**Task statement**
Transcribe all of the material below word for word and leave out its pictures.

**Data to use**
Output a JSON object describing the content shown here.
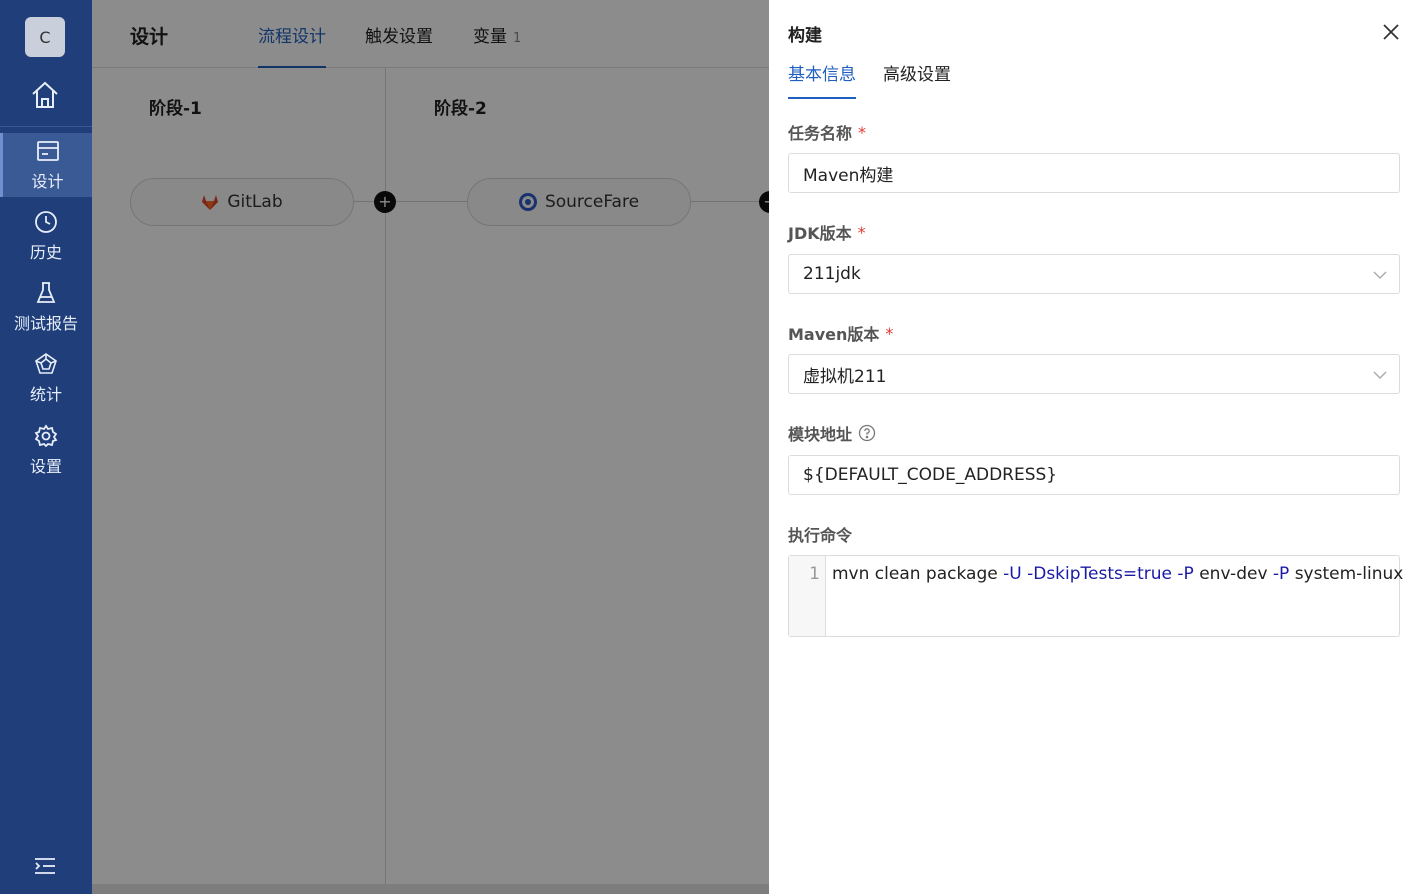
{
  "sidebar": {
    "avatar": "C",
    "items": [
      {
        "label": "设计",
        "icon": "design-icon",
        "active": true
      },
      {
        "label": "历史",
        "icon": "history-icon"
      },
      {
        "label": "测试报告",
        "icon": "flask-icon"
      },
      {
        "label": "统计",
        "icon": "statistics-icon"
      },
      {
        "label": "设置",
        "icon": "settings-icon"
      }
    ]
  },
  "header": {
    "title": "设计",
    "tabs": [
      {
        "label": "流程设计",
        "active": true
      },
      {
        "label": "触发设置"
      },
      {
        "label": "变量",
        "badge": "1"
      }
    ]
  },
  "pipeline": {
    "stages": [
      {
        "title": "阶段-1",
        "node": "GitLab",
        "icon": "gitlab-icon"
      },
      {
        "title": "阶段-2",
        "node": "SourceFare",
        "icon": "sourcefare-icon"
      }
    ]
  },
  "drawer": {
    "title": "构建",
    "tabs": [
      {
        "label": "基本信息",
        "active": true
      },
      {
        "label": "高级设置"
      }
    ],
    "fields": {
      "task_name": {
        "label": "任务名称",
        "value": "Maven构建",
        "required": "*"
      },
      "jdk": {
        "label": "JDK版本",
        "value": "211jdk",
        "required": "*"
      },
      "maven": {
        "label": "Maven版本",
        "value": "虚拟机211",
        "required": "*"
      },
      "module": {
        "label": "模块地址",
        "value": "${DEFAULT_CODE_ADDRESS}"
      },
      "command": {
        "label": "执行命令",
        "line_number": "1",
        "tokens": [
          "mvn clean package ",
          "-U",
          " ",
          "-DskipTests",
          "=true ",
          "-P",
          " env-dev ",
          "-P",
          " system-linux"
        ]
      }
    }
  },
  "colors": {
    "sidebar": "#1f3e7a",
    "accent": "#1f5fbf",
    "required": "#e53935"
  }
}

**Final answer**
Output a JSON object describing the content shown here.
{
  "sidebar": {
    "avatar": "C",
    "items": [
      {
        "label": "设计",
        "icon": "design-icon",
        "active": true
      },
      {
        "label": "历史",
        "icon": "history-icon"
      },
      {
        "label": "测试报告",
        "icon": "flask-icon"
      },
      {
        "label": "统计",
        "icon": "statistics-icon"
      },
      {
        "label": "设置",
        "icon": "settings-icon"
      }
    ]
  },
  "header": {
    "title": "设计",
    "tabs": [
      {
        "label": "流程设计",
        "active": true
      },
      {
        "label": "触发设置"
      },
      {
        "label": "变量",
        "badge": "1"
      }
    ]
  },
  "pipeline": {
    "stages": [
      {
        "title": "阶段-1",
        "node": "GitLab",
        "icon": "gitlab-icon"
      },
      {
        "title": "阶段-2",
        "node": "SourceFare",
        "icon": "sourcefare-icon"
      }
    ]
  },
  "drawer": {
    "title": "构建",
    "tabs": [
      {
        "label": "基本信息",
        "active": true
      },
      {
        "label": "高级设置"
      }
    ],
    "fields": {
      "task_name": {
        "label": "任务名称",
        "value": "Maven构建",
        "required": "*"
      },
      "jdk": {
        "label": "JDK版本",
        "value": "211jdk",
        "required": "*"
      },
      "maven": {
        "label": "Maven版本",
        "value": "虚拟机211",
        "required": "*"
      },
      "module": {
        "label": "模块地址",
        "value": "${DEFAULT_CODE_ADDRESS}"
      },
      "command": {
        "label": "执行命令",
        "line_number": "1",
        "tokens": [
          "mvn clean package ",
          "-U",
          " ",
          "-DskipTests",
          "=true ",
          "-P",
          " env-dev ",
          "-P",
          " system-linux"
        ]
      }
    }
  },
  "colors": {
    "sidebar": "#1f3e7a",
    "accent": "#1f5fbf",
    "required": "#e53935"
  }
}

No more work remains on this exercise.